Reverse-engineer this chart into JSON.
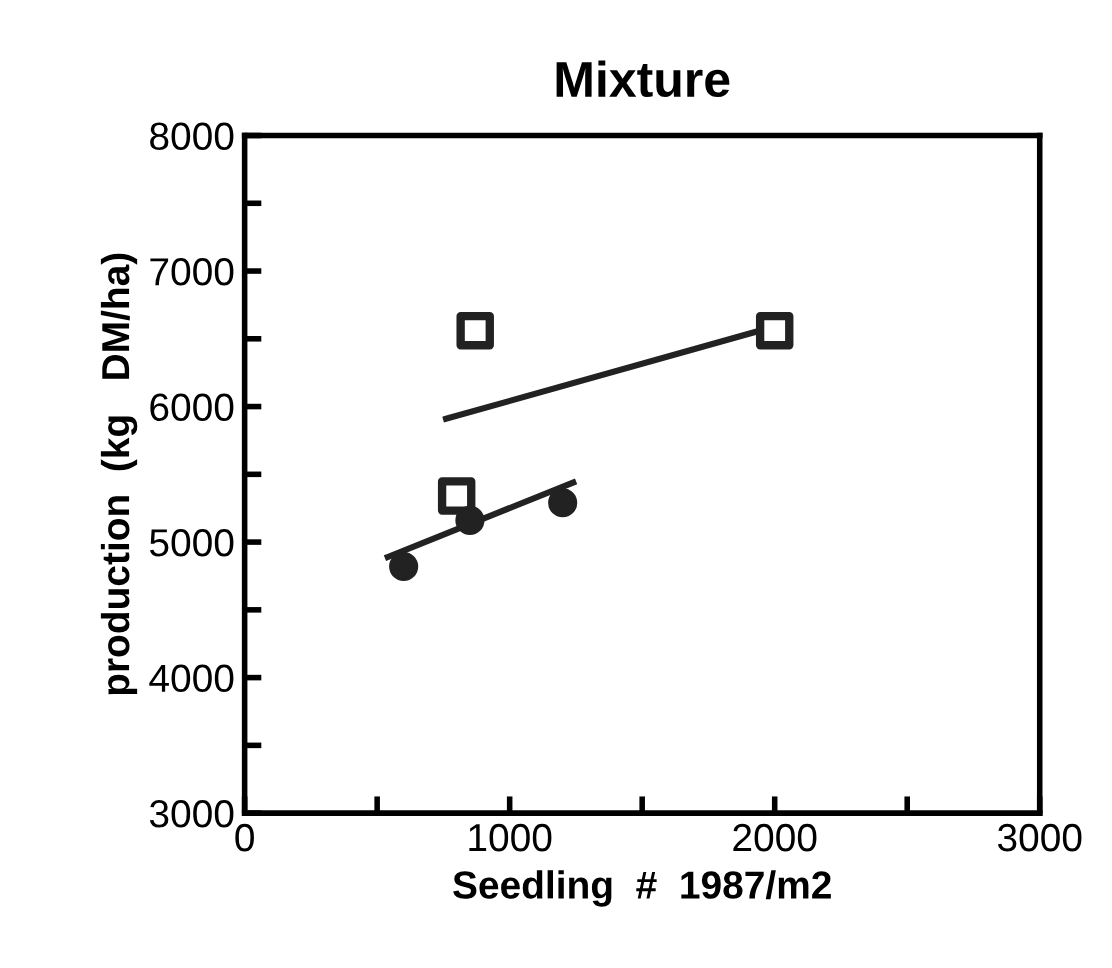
{
  "chart_data": {
    "type": "scatter",
    "title": "Mixture",
    "xlabel": "Seedling  #  1987/m2",
    "ylabel": "production  (kg   DM/ha)",
    "xlim": [
      0,
      3000
    ],
    "xticks": [
      0,
      {
        "value": 500,
        "label": null
      },
      1000,
      {
        "value": 1500,
        "label": null
      },
      2000,
      {
        "value": 2500,
        "label": null
      },
      3000
    ],
    "ylim": [
      3000,
      8000
    ],
    "yticks": [
      3000,
      {
        "value": 3500,
        "label": null
      },
      4000,
      {
        "value": 4500,
        "label": null
      },
      5000,
      {
        "value": 5500,
        "label": null
      },
      6000,
      {
        "value": 6500,
        "label": null
      },
      7000,
      {
        "value": 7500,
        "label": null
      },
      8000
    ],
    "grid": false,
    "series": [
      {
        "marker": "square",
        "color": "#222222",
        "x": [
          870,
          2000,
          800
        ],
        "values": [
          6560,
          6560,
          5340
        ]
      },
      {
        "marker": "circle",
        "color": "#222222",
        "x": [
          600,
          850,
          1200
        ],
        "values": [
          4820,
          5160,
          5290
        ]
      },
      {
        "type": "line",
        "marker": "none",
        "line_style": "solid",
        "color": "#222222",
        "x": [
          760,
          1980
        ],
        "values": [
          5910,
          6580
        ]
      },
      {
        "type": "line",
        "marker": "none",
        "line_style": "solid",
        "color": "#222222",
        "x": [
          540,
          1240
        ],
        "values": [
          4890,
          5440
        ]
      }
    ]
  }
}
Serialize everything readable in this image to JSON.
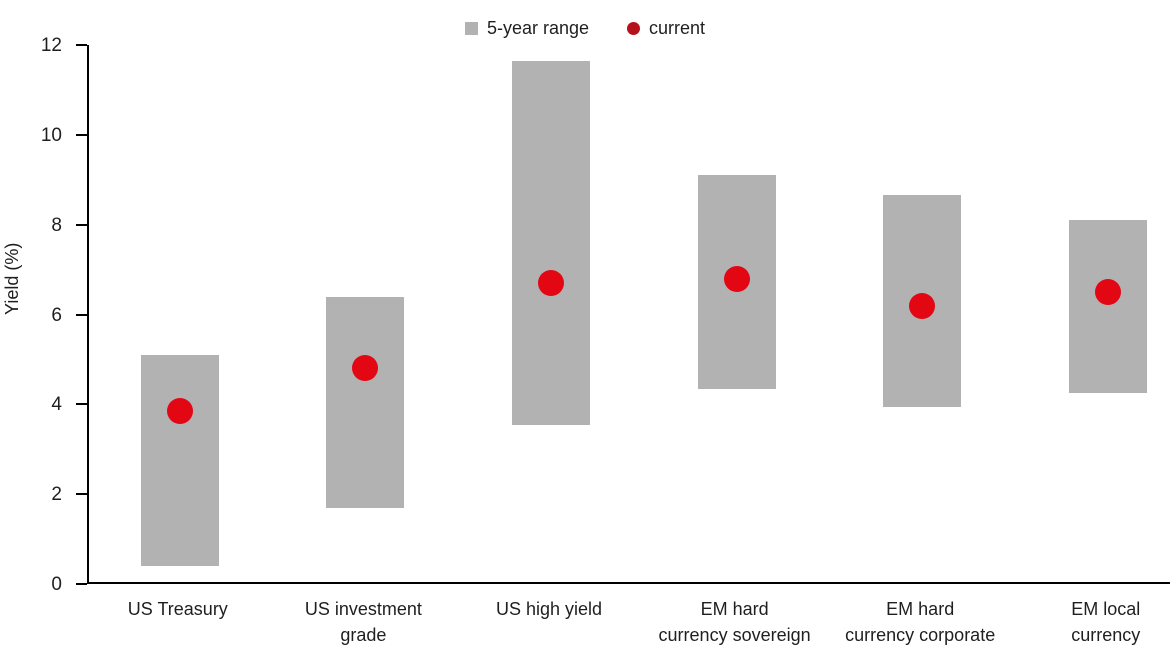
{
  "chart_data": {
    "type": "bar",
    "subtype": "floating-range-bars-with-current-dot",
    "title": "",
    "ylabel": "Yield (%)",
    "ylim": [
      0,
      12
    ],
    "yticks": [
      0,
      2,
      4,
      6,
      8,
      10,
      12
    ],
    "grid": false,
    "legend_position": "top-center",
    "legend": [
      {
        "label": "5-year range",
        "marker": "square",
        "color": "#b2b2b2"
      },
      {
        "label": "current",
        "marker": "dot",
        "color": "#b5121b"
      }
    ],
    "categories": [
      "US Treasury",
      "US investment grade",
      "US high yield",
      "EM hard currency sovereign",
      "EM hard currency corporate",
      "EM local currency"
    ],
    "category_label_lines": [
      [
        "US Treasury"
      ],
      [
        "US investment",
        "grade"
      ],
      [
        "US high yield"
      ],
      [
        "EM hard",
        "currency sovereign"
      ],
      [
        "EM hard",
        "currency corporate"
      ],
      [
        "EM local",
        "currency"
      ]
    ],
    "series": [
      {
        "name": "5-year range",
        "type": "range",
        "low": [
          0.4,
          1.7,
          3.55,
          4.35,
          3.95,
          4.25
        ],
        "high": [
          5.1,
          6.4,
          11.65,
          9.1,
          8.65,
          8.1
        ]
      },
      {
        "name": "current",
        "type": "dot",
        "values": [
          3.85,
          4.8,
          6.7,
          6.8,
          6.2,
          6.5
        ]
      }
    ],
    "colors": {
      "range_fill": "#b2b2b2",
      "current_fill": "#e30613",
      "legend_current_fill": "#b5121b",
      "axis": "#000000",
      "text": "#1f1f1f"
    }
  }
}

_ _ _

▶ _Challenge_
Print the lines from the one holding "Serialize everything readable" through the last line of the records, word for word, and omit the pictures.

▶ _Exercise answer_
Serialize everything readable in this image to JSON.
{
  "chart_data": {
    "type": "bar",
    "subtype": "floating-range-bars-with-current-dot",
    "title": "",
    "ylabel": "Yield (%)",
    "ylim": [
      0,
      12
    ],
    "yticks": [
      0,
      2,
      4,
      6,
      8,
      10,
      12
    ],
    "grid": false,
    "legend_position": "top-center",
    "legend": [
      {
        "label": "5-year range",
        "marker": "square",
        "color": "#b2b2b2"
      },
      {
        "label": "current",
        "marker": "dot",
        "color": "#b5121b"
      }
    ],
    "categories": [
      "US Treasury",
      "US investment grade",
      "US high yield",
      "EM hard currency sovereign",
      "EM hard currency corporate",
      "EM local currency"
    ],
    "category_label_lines": [
      [
        "US Treasury"
      ],
      [
        "US investment",
        "grade"
      ],
      [
        "US high yield"
      ],
      [
        "EM hard",
        "currency sovereign"
      ],
      [
        "EM hard",
        "currency corporate"
      ],
      [
        "EM local",
        "currency"
      ]
    ],
    "series": [
      {
        "name": "5-year range",
        "type": "range",
        "low": [
          0.4,
          1.7,
          3.55,
          4.35,
          3.95,
          4.25
        ],
        "high": [
          5.1,
          6.4,
          11.65,
          9.1,
          8.65,
          8.1
        ]
      },
      {
        "name": "current",
        "type": "dot",
        "values": [
          3.85,
          4.8,
          6.7,
          6.8,
          6.2,
          6.5
        ]
      }
    ],
    "colors": {
      "range_fill": "#b2b2b2",
      "current_fill": "#e30613",
      "legend_current_fill": "#b5121b",
      "axis": "#000000",
      "text": "#1f1f1f"
    }
  }
}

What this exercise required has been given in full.